-- Start EXTRACTED DATA --

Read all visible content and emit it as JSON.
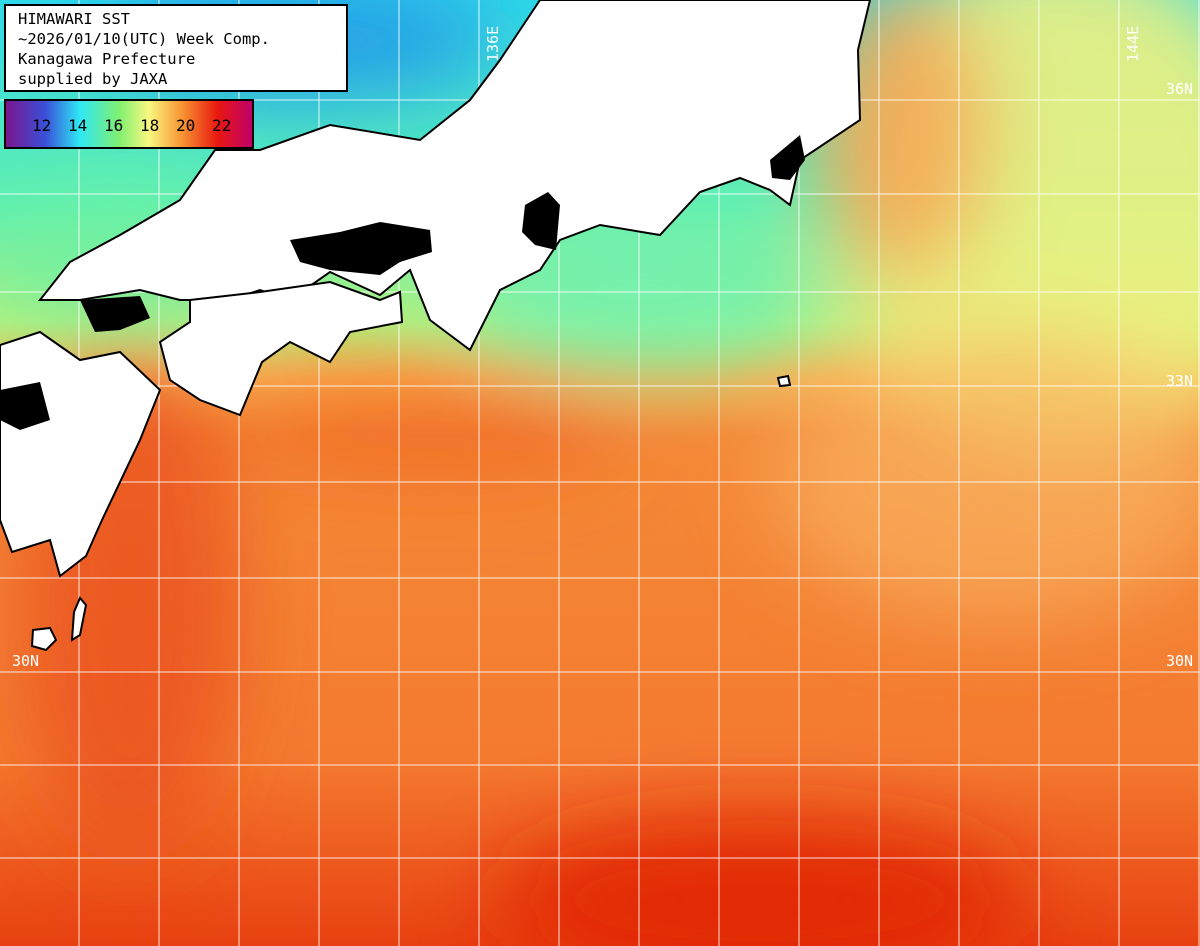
{
  "info": {
    "lines": [
      "HIMAWARI SST",
      "~2026/01/10(UTC) Week Comp.",
      "Kanagawa Prefecture",
      "supplied by JAXA"
    ]
  },
  "legend": {
    "ticks": [
      "12",
      "14",
      "16",
      "18",
      "20",
      "22"
    ],
    "colors": [
      "#7a168e",
      "#3a4fd8",
      "#2ee8f4",
      "#80f070",
      "#f8f880",
      "#f89030",
      "#e81810",
      "#c0006a"
    ]
  },
  "grid_labels": {
    "lon_136": "136E",
    "lon_144": "144E",
    "lat_36": "36N",
    "lat_33": "33N",
    "lat_30_left": "30N",
    "lat_30_right": "30N"
  },
  "colors": {
    "land": "#ffffff",
    "no_data": "#000000",
    "grid": "#ffffff"
  }
}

-- End EXTRACTED DATA --

EXERCISE TASK |
Quote each entry above verbatim and drop the pictures.

EXERCISE RESPONSE |
Read all visible content and emit it as JSON.
{
  "info": {
    "lines": [
      "HIMAWARI SST",
      "~2026/01/10(UTC) Week Comp.",
      "Kanagawa Prefecture",
      "supplied by JAXA"
    ]
  },
  "legend": {
    "ticks": [
      "12",
      "14",
      "16",
      "18",
      "20",
      "22"
    ],
    "colors": [
      "#7a168e",
      "#3a4fd8",
      "#2ee8f4",
      "#80f070",
      "#f8f880",
      "#f89030",
      "#e81810",
      "#c0006a"
    ]
  },
  "grid_labels": {
    "lon_136": "136E",
    "lon_144": "144E",
    "lat_36": "36N",
    "lat_33": "33N",
    "lat_30_left": "30N",
    "lat_30_right": "30N"
  },
  "colors": {
    "land": "#ffffff",
    "no_data": "#000000",
    "grid": "#ffffff"
  }
}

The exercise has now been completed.